:: PROBLEM TO WORK ON ::
Look for "JSON" in the listing below. Gather each line that contains it.

:: MATERIAL PROVIDED ::
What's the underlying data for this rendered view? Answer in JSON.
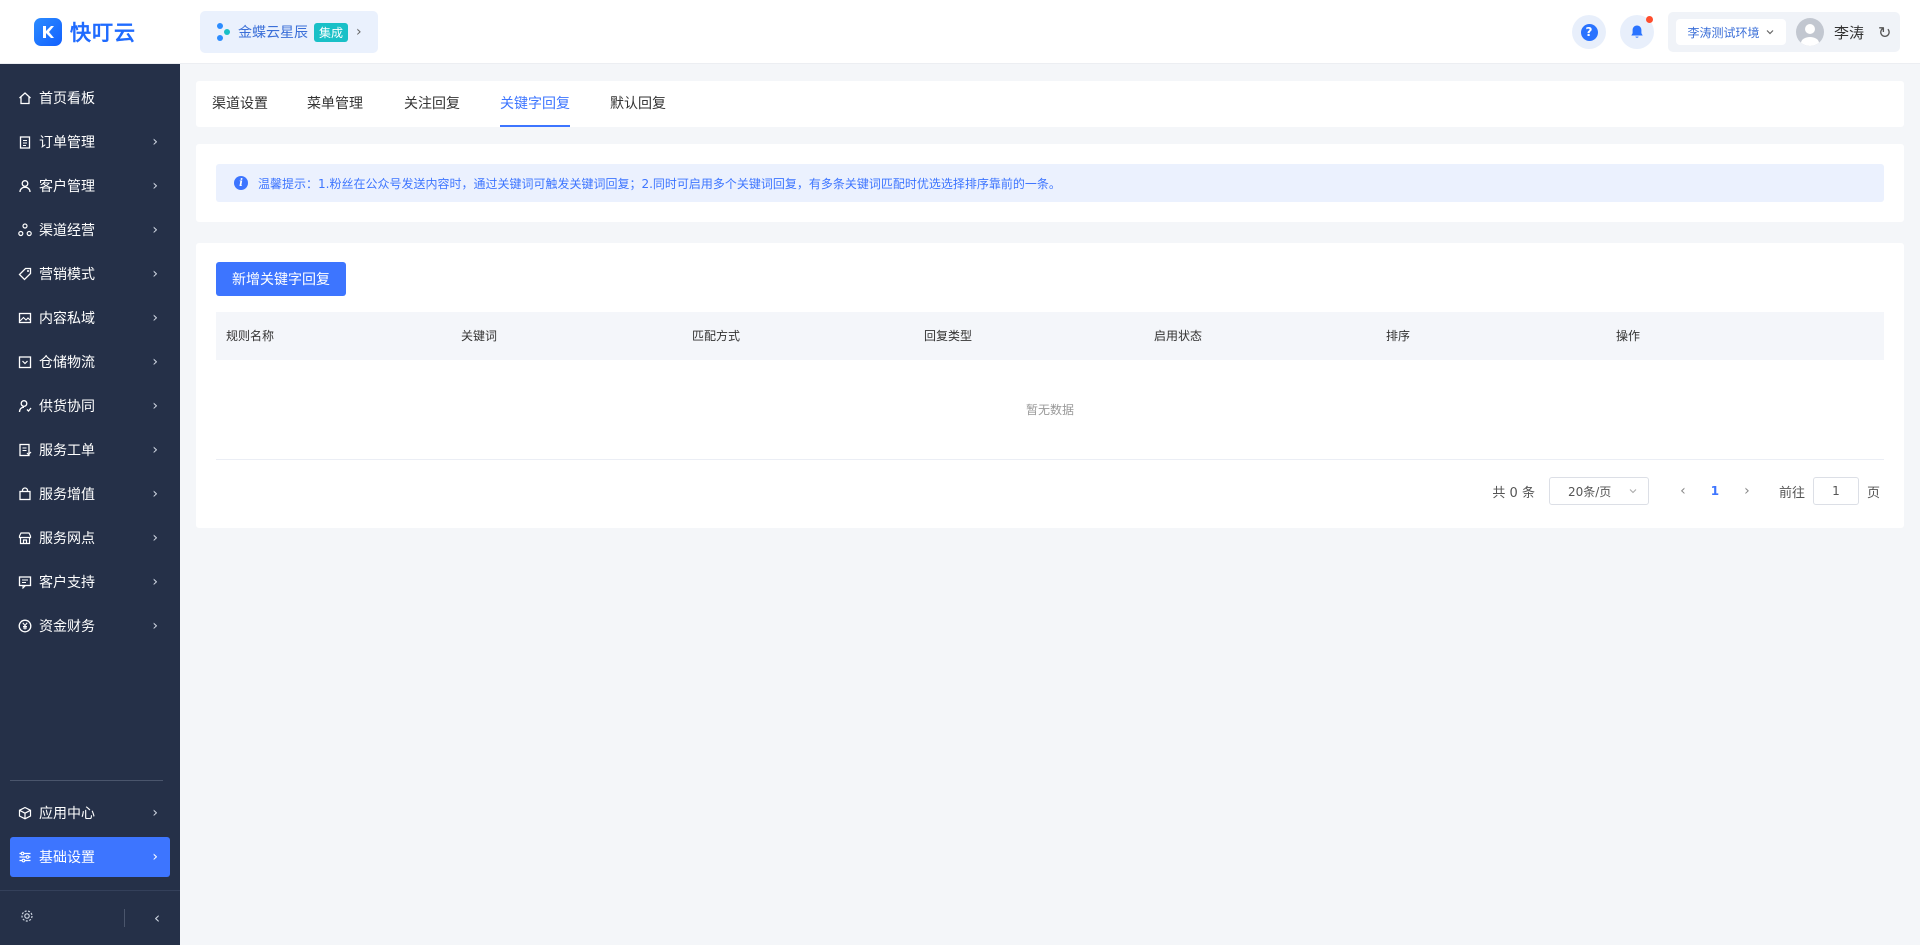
{
  "app": {
    "logo_text": "快叮云",
    "brand_color": "#1f6bff"
  },
  "org": {
    "name": "金蝶云星辰",
    "tag": "集成"
  },
  "header": {
    "env_label": "李涛测试环境",
    "user_name": "李涛"
  },
  "sidebar": {
    "items": [
      {
        "label": "首页看板",
        "icon": "home-icon",
        "has_arrow": false
      },
      {
        "label": "订单管理",
        "icon": "clipboard-icon",
        "has_arrow": true
      },
      {
        "label": "客户管理",
        "icon": "user-icon",
        "has_arrow": true
      },
      {
        "label": "渠道经营",
        "icon": "channel-icon",
        "has_arrow": true
      },
      {
        "label": "营销模式",
        "icon": "tag-icon",
        "has_arrow": true
      },
      {
        "label": "内容私域",
        "icon": "image-icon",
        "has_arrow": true
      },
      {
        "label": "仓储物流",
        "icon": "warehouse-icon",
        "has_arrow": true
      },
      {
        "label": "供货协同",
        "icon": "supply-user-icon",
        "has_arrow": true
      },
      {
        "label": "服务工单",
        "icon": "ticket-icon",
        "has_arrow": true
      },
      {
        "label": "服务增值",
        "icon": "bag-icon",
        "has_arrow": true
      },
      {
        "label": "服务网点",
        "icon": "store-icon",
        "has_arrow": true
      },
      {
        "label": "客户支持",
        "icon": "support-icon",
        "has_arrow": true
      },
      {
        "label": "资金财务",
        "icon": "yuan-icon",
        "has_arrow": true
      }
    ],
    "bottom_items": [
      {
        "label": "应用中心",
        "icon": "cube-icon"
      },
      {
        "label": "基础设置",
        "icon": "sliders-icon",
        "active": true
      }
    ]
  },
  "tabs": [
    "渠道设置",
    "菜单管理",
    "关注回复",
    "关键字回复",
    "默认回复"
  ],
  "active_tab": "关键字回复",
  "tip": "温馨提示：1.粉丝在公众号发送内容时，通过关键词可触发关键词回复；2.同时可启用多个关键词回复，有多条关键词匹配时优选选择排序靠前的一条。",
  "table": {
    "add_button": "新增关键字回复",
    "columns": [
      "规则名称",
      "关键词",
      "匹配方式",
      "回复类型",
      "启用状态",
      "排序",
      "操作"
    ],
    "empty_text": "暂无数据"
  },
  "pagination": {
    "total_text": "共 0 条",
    "page_size": "20条/页",
    "current_page": "1",
    "goto_label": "前往",
    "goto_value": "1",
    "goto_suffix": "页"
  }
}
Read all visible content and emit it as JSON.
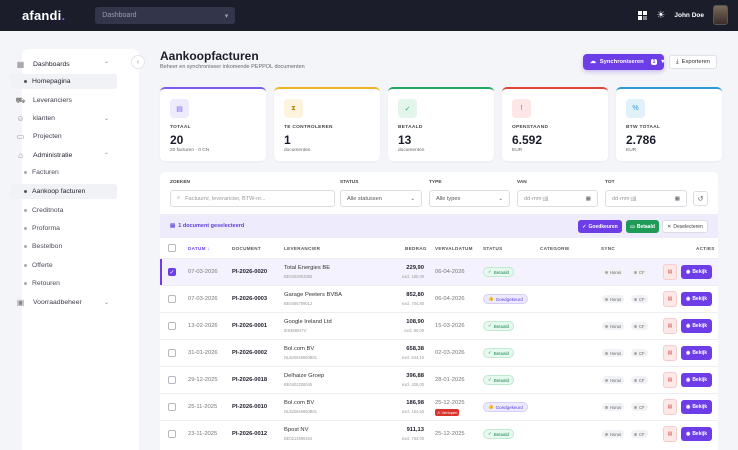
{
  "topbar": {
    "logo": "afandi",
    "dashboard_select": "Dashboard",
    "user_name": "John Doe"
  },
  "sidebar": {
    "items": [
      {
        "label": "Dashboards"
      },
      {
        "label": "Homepagina"
      },
      {
        "label": "Leveranciers"
      },
      {
        "label": "klanten"
      },
      {
        "label": "Projecten"
      },
      {
        "label": "Administratie"
      },
      {
        "label": "Facturen"
      },
      {
        "label": "Aankoop facturen"
      },
      {
        "label": "Creditnota"
      },
      {
        "label": "Proforma"
      },
      {
        "label": "Bestelbon"
      },
      {
        "label": "Offerte"
      },
      {
        "label": "Retouren"
      },
      {
        "label": "Voorraadbeheer"
      }
    ]
  },
  "header": {
    "title": "Aankoopfacturen",
    "subtitle": "Beheer en synchroniseer inkomende PEPPOL documenten",
    "sync_label": "Synchroniseren",
    "sync_count": "1",
    "export_label": "Exporteren"
  },
  "cards": [
    {
      "label": "TOTAAL",
      "value": "20",
      "sub": "20 facturen · 0 CN",
      "color": "#7c5cf0",
      "icon_bg": "#eeebfd",
      "icon_fg": "#7c5cf0",
      "icon": "doc-icon"
    },
    {
      "label": "TE CONTROLEREN",
      "value": "1",
      "sub": "documenten",
      "color": "#f0b429",
      "icon_bg": "#fdf4df",
      "icon_fg": "#c58b12",
      "icon": "hourglass-icon"
    },
    {
      "label": "BETAALD",
      "value": "13",
      "sub": "documenten",
      "color": "#22a861",
      "icon_bg": "#e4f6ec",
      "icon_fg": "#22a861",
      "icon": "check-icon"
    },
    {
      "label": "OPENSTAAND",
      "value": "6.592",
      "sub": "EUR",
      "color": "#e0443b",
      "icon_bg": "#fde6e5",
      "icon_fg": "#e0443b",
      "icon": "alert-icon"
    },
    {
      "label": "BTW TOTAAL",
      "value": "2.786",
      "sub": "EUR",
      "color": "#2f9bd6",
      "icon_bg": "#e1f1fa",
      "icon_fg": "#2f9bd6",
      "icon": "percent-icon"
    }
  ],
  "filters": {
    "search_label": "ZOEKEN",
    "search_placeholder": "Factuurnr, leverancier, BTW-nr...",
    "status_label": "STATUS",
    "status_value": "Alle statussen",
    "type_label": "TYPE",
    "type_value": "Alle types",
    "from_label": "VAN",
    "from_value": "dd-mm-jjjj",
    "to_label": "TOT",
    "to_value": "dd-mm-jjjj"
  },
  "selection": {
    "text": "1 document geselecteerd",
    "approve_label": "Goedkeuren",
    "paid_label": "Betaald",
    "deselect_label": "Deselecteren"
  },
  "table": {
    "headers": {
      "date": "DATUM",
      "document": "DOCUMENT",
      "supplier": "LEVERANCIER",
      "amount": "BEDRAG",
      "due": "VERVALDATUM",
      "status": "STATUS",
      "category": "CATEGORIE",
      "sync": "SYNC",
      "actions": "ACTIES"
    },
    "rows": [
      {
        "date": "07-03-2026",
        "doc": "PI-2026-0020",
        "supplier": "Total Energies BE",
        "vat": "BE0403063385",
        "amount": "229,90",
        "excl": "excl. 190,00",
        "due": "06-04-2026",
        "status": "Betaald",
        "status_type": "paid",
        "selected": true
      },
      {
        "date": "07-03-2026",
        "doc": "PI-2026-0003",
        "supplier": "Garage Peeters BVBA",
        "vat": "BE0456789012",
        "amount": "852,80",
        "excl": "excl. 704,80",
        "due": "06-04-2026",
        "status": "Goedgekeurd",
        "status_type": "approved",
        "selected": false
      },
      {
        "date": "13-02-2026",
        "doc": "PI-2026-0001",
        "supplier": "Google Ireland Ltd",
        "vat": "IE6388047V",
        "amount": "108,90",
        "excl": "excl. 90,00",
        "due": "15-03-2026",
        "status": "Betaald",
        "status_type": "paid",
        "selected": false
      },
      {
        "date": "31-01-2026",
        "doc": "PI-2026-0002",
        "supplier": "Bol.com BV",
        "vat": "NL820646660B01",
        "amount": "658,38",
        "excl": "excl. 544,10",
        "due": "02-03-2026",
        "status": "Betaald",
        "status_type": "paid",
        "selected": false
      },
      {
        "date": "29-12-2025",
        "doc": "PI-2026-0018",
        "supplier": "Delhaize Groep",
        "vat": "BE0402206045",
        "amount": "396,88",
        "excl": "excl. 328,00",
        "due": "28-01-2026",
        "status": "Betaald",
        "status_type": "paid",
        "selected": false
      },
      {
        "date": "25-11-2025",
        "doc": "PI-2026-0010",
        "supplier": "Bol.com BV",
        "vat": "NL820646660B01",
        "amount": "186,98",
        "excl": "excl. 154,53",
        "due": "25-12-2025",
        "overdue": "Verlopen",
        "status": "Goedgekeurd",
        "status_type": "approved",
        "selected": false
      },
      {
        "date": "23-11-2025",
        "doc": "PI-2026-0012",
        "supplier": "Bpost NV",
        "vat": "BE0214596464",
        "amount": "911,13",
        "excl": "excl. 753,00",
        "due": "25-12-2025",
        "status": "Betaald",
        "status_type": "paid",
        "selected": false
      }
    ],
    "sync_chip_1": "Horus",
    "sync_chip_2": "CF",
    "view_label": "Bekijk"
  }
}
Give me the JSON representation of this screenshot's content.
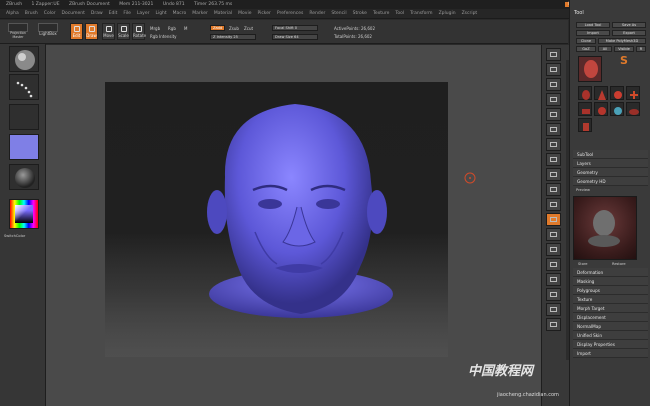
{
  "titlebar": {
    "items": [
      "ZBrush",
      "1 Zapper:UE",
      "ZBrush Document",
      "Mem 211-3021",
      "Undo 871",
      "Timer 263.75 ms"
    ],
    "right_items": [
      "Menus",
      "DefaultZScript"
    ],
    "orange": "Menus"
  },
  "menubar": {
    "items": [
      "Alpha",
      "Brush",
      "Color",
      "Document",
      "Draw",
      "Edit",
      "File",
      "Layer",
      "Light",
      "Macro",
      "Marker",
      "Material",
      "Movie",
      "Picker",
      "Preferences",
      "Render",
      "Stencil",
      "Stroke",
      "Texture",
      "Tool",
      "Transform",
      "Zplugin",
      "Zscript"
    ]
  },
  "topshelf": {
    "projection_master": "Projection Master",
    "lightbox": "LightBox",
    "edit": "Edit",
    "draw": "Draw",
    "move": "Move",
    "scale": "Scale",
    "rotate": "Rotate",
    "mrgb": "Mrgb",
    "rgb": "Rgb",
    "m": "M",
    "zadd": "Zadd",
    "zsub": "Zsub",
    "zcut": "Zcut",
    "rgb_intensity": "Rgb Intensity",
    "z_intensity": "Z Intensity 25",
    "focal_shift": "Focal Shift 0",
    "draw_size": "Draw Size 64",
    "active_points": "ActivePoints: 26,602",
    "total_points": "TotalPoints: 26,602"
  },
  "leftshelf": {
    "standard_label": "Standard",
    "dots_label": "Dots",
    "alpha_label": "Alpha Off",
    "texture_label": "Texture Off",
    "material_label": "MatCap",
    "gradient_label": "Gradient",
    "switch_color": "SwitchColor",
    "alternate": "Alternate"
  },
  "rightshelf": {
    "items": [
      "BPR",
      "SPix",
      "Scroll",
      "Zoom",
      "Actual",
      "AAHalf",
      "Persp",
      "Floor",
      "Local",
      "LSym",
      "Xyz",
      "Frame",
      "Move",
      "Scale",
      "Rotate",
      "Transp",
      "Ghost",
      "Solo",
      "Xpose"
    ]
  },
  "tray": {
    "title": "Tool",
    "buttons": [
      "Load Tool",
      "Save As",
      "Import",
      "Export",
      "Clone",
      "Make PolyMesh3D",
      "GoZ",
      "All",
      "Visible",
      "R"
    ],
    "current_tool": "Tooth_80",
    "sections": [
      "SubTool",
      "Layers",
      "Geometry",
      "Geometry HD",
      "Preview",
      "Deformation",
      "Masking",
      "Polygroups",
      "Texture",
      "Morph Target",
      "Displacement",
      "NormalMap",
      "Unified Skin",
      "Display Properties",
      "Import"
    ],
    "preview_label": "Preview",
    "store": "Store",
    "restore": "Restore"
  },
  "watermark": {
    "text": "中国教程网",
    "url": "jiaocheng.chazidian.com"
  }
}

:: TASK ANSWER ::
What's the underlying data for this rendered view? Answer in JSON.
Read all visible content and emit it as JSON.
Give me the JSON representation of this screenshot's content.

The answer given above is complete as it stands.